## begin PROVIDED MATERIAL
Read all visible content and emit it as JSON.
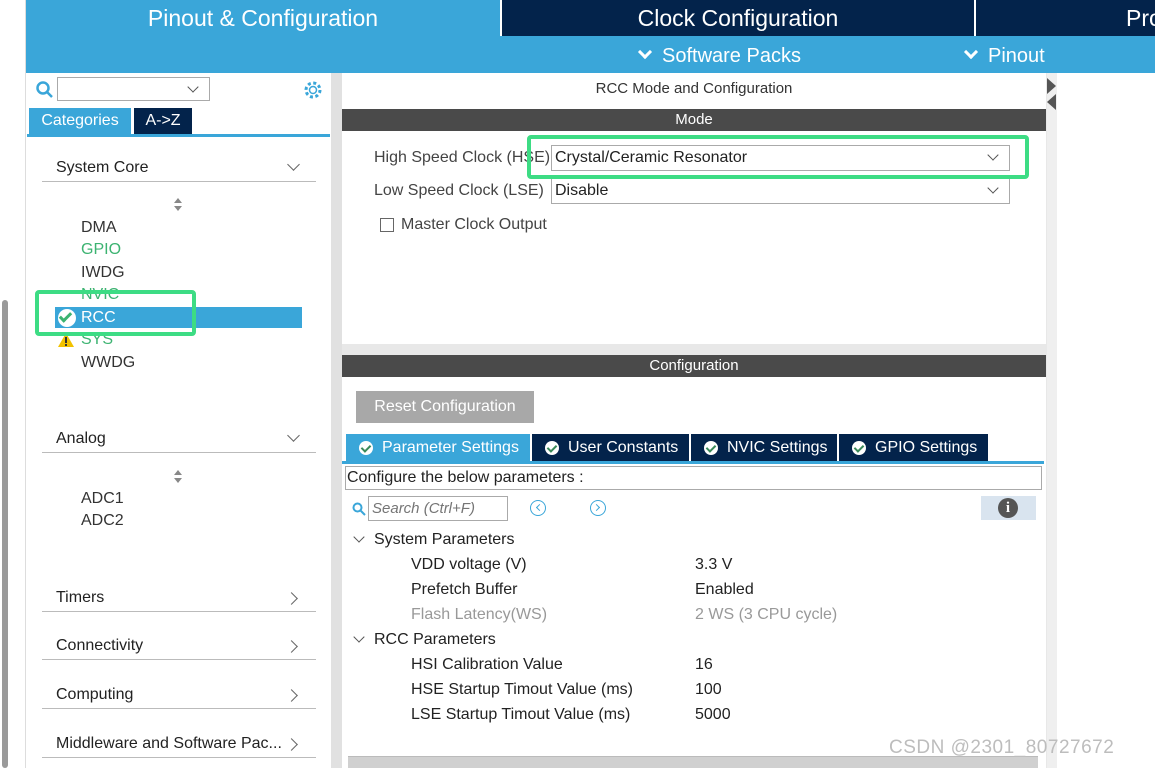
{
  "top_tabs": [
    "Pinout & Configuration",
    "Clock Configuration",
    "Pro"
  ],
  "sub_bar": {
    "software_packs": "Software Packs",
    "pinout": "Pinout"
  },
  "left": {
    "category_tabs": [
      "Categories",
      "A->Z"
    ],
    "sections": {
      "system_core": "System Core",
      "analog": "Analog",
      "timers": "Timers",
      "connectivity": "Connectivity",
      "computing": "Computing",
      "middleware": "Middleware and Software Pac..."
    },
    "system_core_items": [
      "DMA",
      "GPIO",
      "IWDG",
      "NVIC",
      "RCC",
      "SYS",
      "WWDG"
    ],
    "analog_items": [
      "ADC1",
      "ADC2"
    ]
  },
  "mode_panel": {
    "title": "RCC Mode and Configuration",
    "mode_header": "Mode",
    "hse_label": "High Speed Clock (HSE)",
    "hse_value": "Crystal/Ceramic Resonator",
    "lse_label": "Low Speed Clock (LSE)",
    "lse_value": "Disable",
    "mco_label": "Master Clock Output"
  },
  "config_panel": {
    "header": "Configuration",
    "reset_button": "Reset Configuration",
    "tabs": [
      "Parameter Settings",
      "User Constants",
      "NVIC Settings",
      "GPIO Settings"
    ],
    "hint": "Configure the below parameters :",
    "search_placeholder": "Search (Ctrl+F)",
    "groups": [
      {
        "name": "System Parameters",
        "params": [
          {
            "name": "VDD voltage (V)",
            "value": "3.3 V"
          },
          {
            "name": "Prefetch Buffer",
            "value": "Enabled"
          },
          {
            "name": "Flash Latency(WS)",
            "value": "2 WS (3 CPU cycle)"
          }
        ]
      },
      {
        "name": "RCC Parameters",
        "params": [
          {
            "name": "HSI Calibration Value",
            "value": "16"
          },
          {
            "name": "HSE Startup Timout Value (ms)",
            "value": "100"
          },
          {
            "name": "LSE Startup Timout Value (ms)",
            "value": "5000"
          }
        ]
      }
    ]
  },
  "watermark": "CSDN @2301_80727672",
  "colors": {
    "accent": "#3aa6d9",
    "dark_navy": "#03234b",
    "highlight": "#3ddc84",
    "green_item": "#3cb371",
    "warning": "#f2c200"
  }
}
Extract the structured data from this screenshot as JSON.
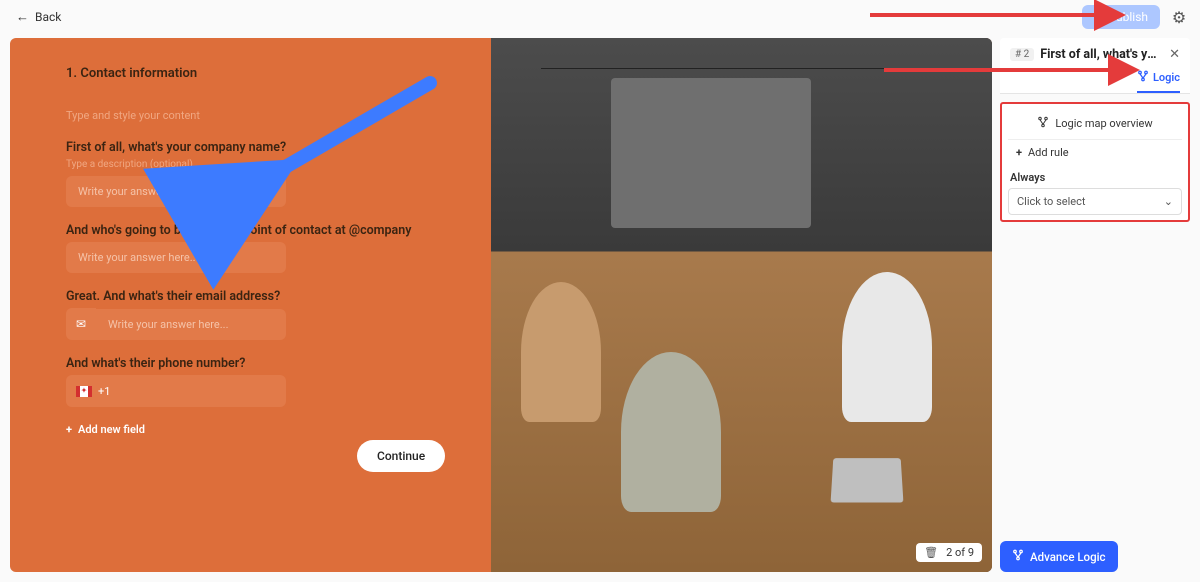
{
  "topbar": {
    "back_label": "Back",
    "publish_label": "Publish"
  },
  "form": {
    "section_title": "1. Contact information",
    "content_hint": "Type and style your content",
    "q1_label": "First of all, what's your company name?",
    "q1_desc": "Type a description (optional)",
    "q1_placeholder": "Write your answer here...",
    "q2_label": "And who's going to be our main point of contact at @company",
    "q2_placeholder": "Write your answer here...",
    "q3_label": "Great. And what's their email address?",
    "q3_placeholder": "Write your answer here...",
    "q4_label": "And what's their phone number?",
    "q4_prefix": "+1",
    "add_field_label": "Add new field",
    "continue_label": "Continue",
    "page_indicator": "2 of 9"
  },
  "sidebar": {
    "chip": "# 2",
    "title": "First of all, what's your c…",
    "logic_tab": "Logic",
    "map_overview": "Logic map overview",
    "add_rule": "Add rule",
    "always_label": "Always",
    "select_placeholder": "Click to select",
    "advance_label": "Advance Logic"
  }
}
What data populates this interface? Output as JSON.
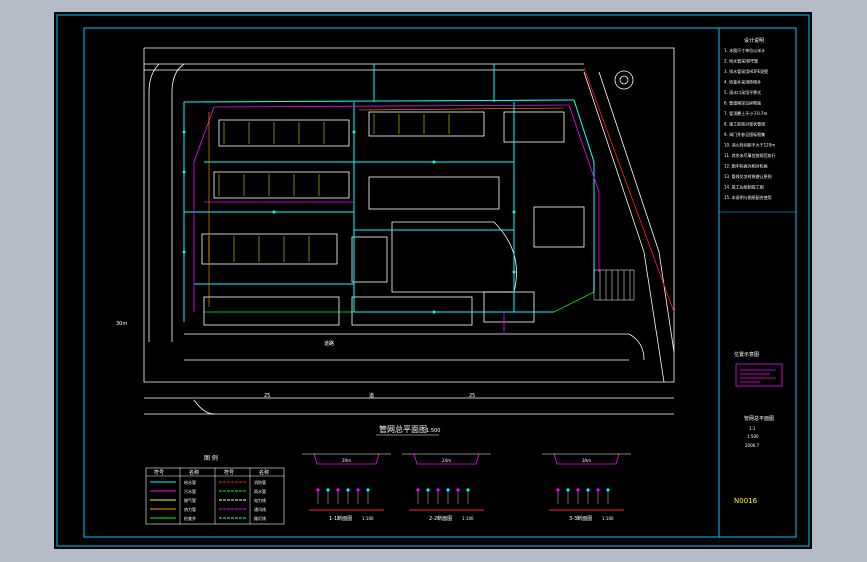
{
  "drawing": {
    "main_title": "管网总平面图",
    "main_scale": "1:500",
    "notes_heading": "设计说明",
    "notes_lines": [
      "1. 本图尺寸单位以米计",
      "2. 给水管采用PE管",
      "3. 排水管采用HDPE双壁",
      "4. 检查井采用砖砌井",
      "5. 雨水口采用平箅式",
      "6. 管道埋深见纵断面",
      "7. 管顶覆土不小于0.7m",
      "8. 施工前核对现状管线",
      "9. 阀门井参见国标图集",
      "10. 消火栓间距不大于120m",
      "11. 其余未尽事宜按规范执行",
      "12. 图中标高为相对标高",
      "13. 管线交叉时按避让原则",
      "14. 竣工后绘制竣工图",
      "15. 本说明与图纸配合使用"
    ],
    "key_plan_label": "位置示意图",
    "info_lines": [
      "管网总平面图",
      "1:1",
      "1:500",
      "2006.7"
    ],
    "drawing_number": "N0016",
    "legend_heading": "图 例",
    "legend_headers": [
      "符号",
      "名称",
      "符号",
      "名称"
    ],
    "legend_rows": [
      [
        "给水管",
        "消防管"
      ],
      [
        "污水管",
        "雨水管"
      ],
      [
        "燃气管",
        "电力线"
      ],
      [
        "热力管",
        "通讯线"
      ],
      [
        "检查井",
        "路灯线"
      ]
    ],
    "sections": [
      {
        "title": "1-1断面图",
        "scale": "1:100",
        "width_label": "20m"
      },
      {
        "title": "2-2断面图",
        "scale": "1:100",
        "width_label": "24m"
      },
      {
        "title": "3-3断面图",
        "scale": "1:100",
        "width_label": "30m"
      }
    ],
    "road_labels": [
      "30m",
      "道路",
      "25",
      "道",
      "25"
    ]
  },
  "colors": {
    "background": "#000000",
    "frame": "#00c8ff",
    "white": "#ffffff",
    "water": "#00ffff",
    "sewer": "#ff00ff",
    "building": "#ffffff",
    "green": "#00ff00",
    "yellow": "#ffff00",
    "red": "#ff2020",
    "orange": "#ff9900"
  }
}
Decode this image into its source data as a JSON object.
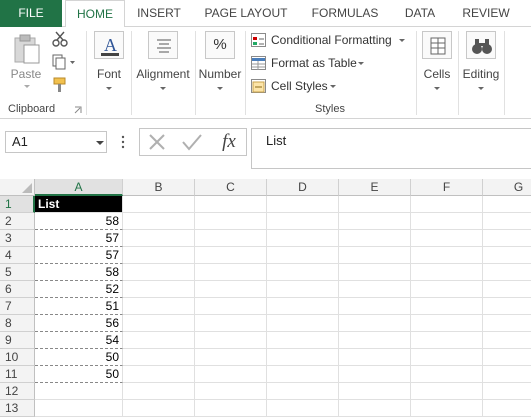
{
  "ribbon_tabs": [
    "FILE",
    "HOME",
    "INSERT",
    "PAGE LAYOUT",
    "FORMULAS",
    "DATA",
    "REVIEW"
  ],
  "active_tab": "HOME",
  "clipboard": {
    "paste": "Paste",
    "group": "Clipboard"
  },
  "font": {
    "label": "Font"
  },
  "alignment": {
    "label": "Alignment"
  },
  "number": {
    "label": "Number",
    "icon_text": "%"
  },
  "styles": {
    "conditional": "Conditional Formatting",
    "format_table": "Format as Table",
    "cell_styles": "Cell Styles",
    "group": "Styles"
  },
  "cells": {
    "label": "Cells"
  },
  "editing": {
    "label": "Editing"
  },
  "formula_bar": {
    "name_box": "A1",
    "fx": "fx",
    "value": "List"
  },
  "columns": [
    "A",
    "B",
    "C",
    "D",
    "E",
    "F",
    "G"
  ],
  "rows": [
    "1",
    "2",
    "3",
    "4",
    "5",
    "6",
    "7",
    "8",
    "9",
    "10",
    "11",
    "12",
    "13"
  ],
  "sheet": {
    "A1": "List",
    "values": [
      "58",
      "57",
      "57",
      "58",
      "52",
      "51",
      "56",
      "54",
      "50",
      "50"
    ]
  },
  "accent": "#217346"
}
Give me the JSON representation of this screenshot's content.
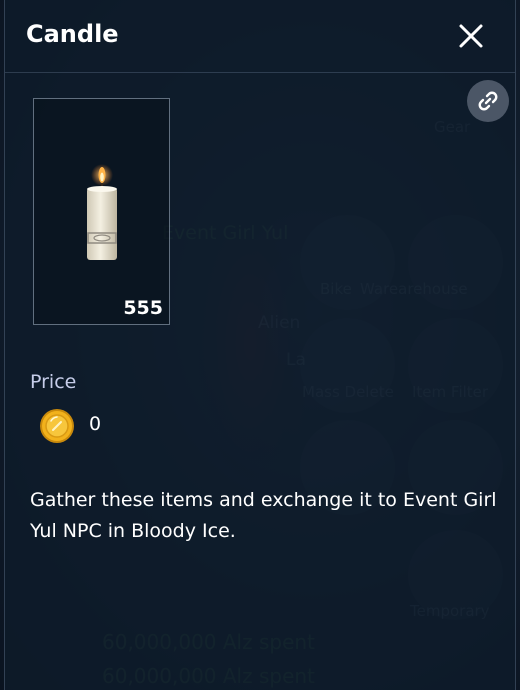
{
  "dialog": {
    "title": "Candle",
    "item": {
      "icon": "candle-icon",
      "count": "555"
    },
    "price": {
      "label": "Price",
      "currency_icon": "gold-coin-icon",
      "value": "0"
    },
    "description": "Gather these items and exchange it to Event Girl Yul NPC in Bloody Ice.",
    "close_icon": "close-icon",
    "link_icon": "link-icon"
  },
  "background": {
    "npc_name": "Event Girl Yul",
    "labels": [
      "Gear",
      "Bike",
      "Warearehouse",
      "Alien",
      "La",
      "Mass Delete",
      "Item Filter",
      "Temporary"
    ],
    "spent_lines": [
      "60,000,000 Alz spent",
      "60,000,000 Alz spent"
    ]
  },
  "colors": {
    "panel_bg": "#0e1b2b",
    "title_text": "#ffffff",
    "price_label": "#c6cde9",
    "coin_gold": "#f2b21c"
  }
}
## end PROVIDED MATERIAL
§ GIVEN REQUEST: Write out all the entries exactly, except for the pictures.

§ ANSWER TO THE PROBLEM:
Read all visible content and emit it as JSON.
{
  "top_tabs": [
    "Pinout & Configuration",
    "Clock Configuration",
    "Pro"
  ],
  "sub_bar": {
    "software_packs": "Software Packs",
    "pinout": "Pinout"
  },
  "left": {
    "category_tabs": [
      "Categories",
      "A->Z"
    ],
    "sections": {
      "system_core": "System Core",
      "analog": "Analog",
      "timers": "Timers",
      "connectivity": "Connectivity",
      "computing": "Computing",
      "middleware": "Middleware and Software Pac..."
    },
    "system_core_items": [
      "DMA",
      "GPIO",
      "IWDG",
      "NVIC",
      "RCC",
      "SYS",
      "WWDG"
    ],
    "analog_items": [
      "ADC1",
      "ADC2"
    ]
  },
  "mode_panel": {
    "title": "RCC Mode and Configuration",
    "mode_header": "Mode",
    "hse_label": "High Speed Clock (HSE)",
    "hse_value": "Crystal/Ceramic Resonator",
    "lse_label": "Low Speed Clock (LSE)",
    "lse_value": "Disable",
    "mco_label": "Master Clock Output"
  },
  "config_panel": {
    "header": "Configuration",
    "reset_button": "Reset Configuration",
    "tabs": [
      "Parameter Settings",
      "User Constants",
      "NVIC Settings",
      "GPIO Settings"
    ],
    "hint": "Configure the below parameters :",
    "search_placeholder": "Search (Ctrl+F)",
    "groups": [
      {
        "name": "System Parameters",
        "params": [
          {
            "name": "VDD voltage (V)",
            "value": "3.3 V"
          },
          {
            "name": "Prefetch Buffer",
            "value": "Enabled"
          },
          {
            "name": "Flash Latency(WS)",
            "value": "2 WS (3 CPU cycle)"
          }
        ]
      },
      {
        "name": "RCC Parameters",
        "params": [
          {
            "name": "HSI Calibration Value",
            "value": "16"
          },
          {
            "name": "HSE Startup Timout Value (ms)",
            "value": "100"
          },
          {
            "name": "LSE Startup Timout Value (ms)",
            "value": "5000"
          }
        ]
      }
    ]
  },
  "watermark": "CSDN @2301_80727672",
  "colors": {
    "accent": "#3aa6d9",
    "dark_navy": "#03234b",
    "highlight": "#3ddc84",
    "green_item": "#3cb371",
    "warning": "#f2c200"
  }
}
Extract the structured data from this screenshot as JSON.
{
  "topbar": {
    "back_label": "Back",
    "publish_label": "Publish"
  },
  "form": {
    "section_title": "1. Contact information",
    "content_hint": "Type and style your content",
    "q1_label": "First of all, what's your company name?",
    "q1_desc": "Type a description (optional)",
    "q1_placeholder": "Write your answer here...",
    "q2_label": "And who's going to be our main point of contact at @company",
    "q2_placeholder": "Write your answer here...",
    "q3_label": "Great. And what's their email address?",
    "q3_placeholder": "Write your answer here...",
    "q4_label": "And what's their phone number?",
    "q4_prefix": "+1",
    "add_field_label": "Add new field",
    "continue_label": "Continue",
    "page_indicator": "2 of 9"
  },
  "sidebar": {
    "chip": "# 2",
    "title": "First of all, what's your c…",
    "logic_tab": "Logic",
    "map_overview": "Logic map overview",
    "add_rule": "Add rule",
    "always_label": "Always",
    "select_placeholder": "Click to select",
    "advance_label": "Advance Logic"
  }
}
What data populates this interface? Output as JSON.
{
  "drawing": {
    "main_title": "管网总平面图",
    "main_scale": "1:500",
    "notes_heading": "设计说明",
    "notes_lines": [
      "1. 本图尺寸单位以米计",
      "2. 给水管采用PE管",
      "3. 排水管采用HDPE双壁",
      "4. 检查井采用砖砌井",
      "5. 雨水口采用平箅式",
      "6. 管道埋深见纵断面",
      "7. 管顶覆土不小于0.7m",
      "8. 施工前核对现状管线",
      "9. 阀门井参见国标图集",
      "10. 消火栓间距不大于120m",
      "11. 其余未尽事宜按规范执行",
      "12. 图中标高为相对标高",
      "13. 管线交叉时按避让原则",
      "14. 竣工后绘制竣工图",
      "15. 本说明与图纸配合使用"
    ],
    "key_plan_label": "位置示意图",
    "info_lines": [
      "管网总平面图",
      "1:1",
      "1:500",
      "2006.7"
    ],
    "drawing_number": "N0016",
    "legend_heading": "图 例",
    "legend_headers": [
      "符号",
      "名称",
      "符号",
      "名称"
    ],
    "legend_rows": [
      [
        "给水管",
        "消防管"
      ],
      [
        "污水管",
        "雨水管"
      ],
      [
        "燃气管",
        "电力线"
      ],
      [
        "热力管",
        "通讯线"
      ],
      [
        "检查井",
        "路灯线"
      ]
    ],
    "sections": [
      {
        "title": "1-1断面图",
        "scale": "1:100",
        "width_label": "20m"
      },
      {
        "title": "2-2断面图",
        "scale": "1:100",
        "width_label": "24m"
      },
      {
        "title": "3-3断面图",
        "scale": "1:100",
        "width_label": "30m"
      }
    ],
    "road_labels": [
      "30m",
      "道路",
      "25",
      "道",
      "25"
    ]
  },
  "colors": {
    "background": "#000000",
    "frame": "#00c8ff",
    "white": "#ffffff",
    "water": "#00ffff",
    "sewer": "#ff00ff",
    "building": "#ffffff",
    "green": "#00ff00",
    "yellow": "#ffff00",
    "red": "#ff2020",
    "orange": "#ff9900"
  }
}
Decode this image into its source data as a JSON object.
{
  "ribbon_tabs": [
    "FILE",
    "HOME",
    "INSERT",
    "PAGE LAYOUT",
    "FORMULAS",
    "DATA",
    "REVIEW"
  ],
  "active_tab": "HOME",
  "clipboard": {
    "paste": "Paste",
    "group": "Clipboard"
  },
  "font": {
    "label": "Font"
  },
  "alignment": {
    "label": "Alignment"
  },
  "number": {
    "label": "Number",
    "icon_text": "%"
  },
  "styles": {
    "conditional": "Conditional Formatting",
    "format_table": "Format as Table",
    "cell_styles": "Cell Styles",
    "group": "Styles"
  },
  "cells": {
    "label": "Cells"
  },
  "editing": {
    "label": "Editing"
  },
  "formula_bar": {
    "name_box": "A1",
    "fx": "fx",
    "value": "List"
  },
  "columns": [
    "A",
    "B",
    "C",
    "D",
    "E",
    "F",
    "G"
  ],
  "rows": [
    "1",
    "2",
    "3",
    "4",
    "5",
    "6",
    "7",
    "8",
    "9",
    "10",
    "11",
    "12",
    "13"
  ],
  "sheet": {
    "A1": "List",
    "values": [
      "58",
      "57",
      "57",
      "58",
      "52",
      "51",
      "56",
      "54",
      "50",
      "50"
    ]
  },
  "accent": "#217346"
}
Give me the JSON representation of this screenshot's content.
{
  "dialog": {
    "title": "Candle",
    "item": {
      "icon": "candle-icon",
      "count": "555"
    },
    "price": {
      "label": "Price",
      "currency_icon": "gold-coin-icon",
      "value": "0"
    },
    "description": "Gather these items and exchange it to Event Girl Yul NPC in Bloody Ice.",
    "close_icon": "close-icon",
    "link_icon": "link-icon"
  },
  "background": {
    "npc_name": "Event Girl Yul",
    "labels": [
      "Gear",
      "Bike",
      "Warearehouse",
      "Alien",
      "La",
      "Mass Delete",
      "Item Filter",
      "Temporary"
    ],
    "spent_lines": [
      "60,000,000 Alz spent",
      "60,000,000 Alz spent"
    ]
  },
  "colors": {
    "panel_bg": "#0e1b2b",
    "title_text": "#ffffff",
    "price_label": "#c6cde9",
    "coin_gold": "#f2b21c"
  }
}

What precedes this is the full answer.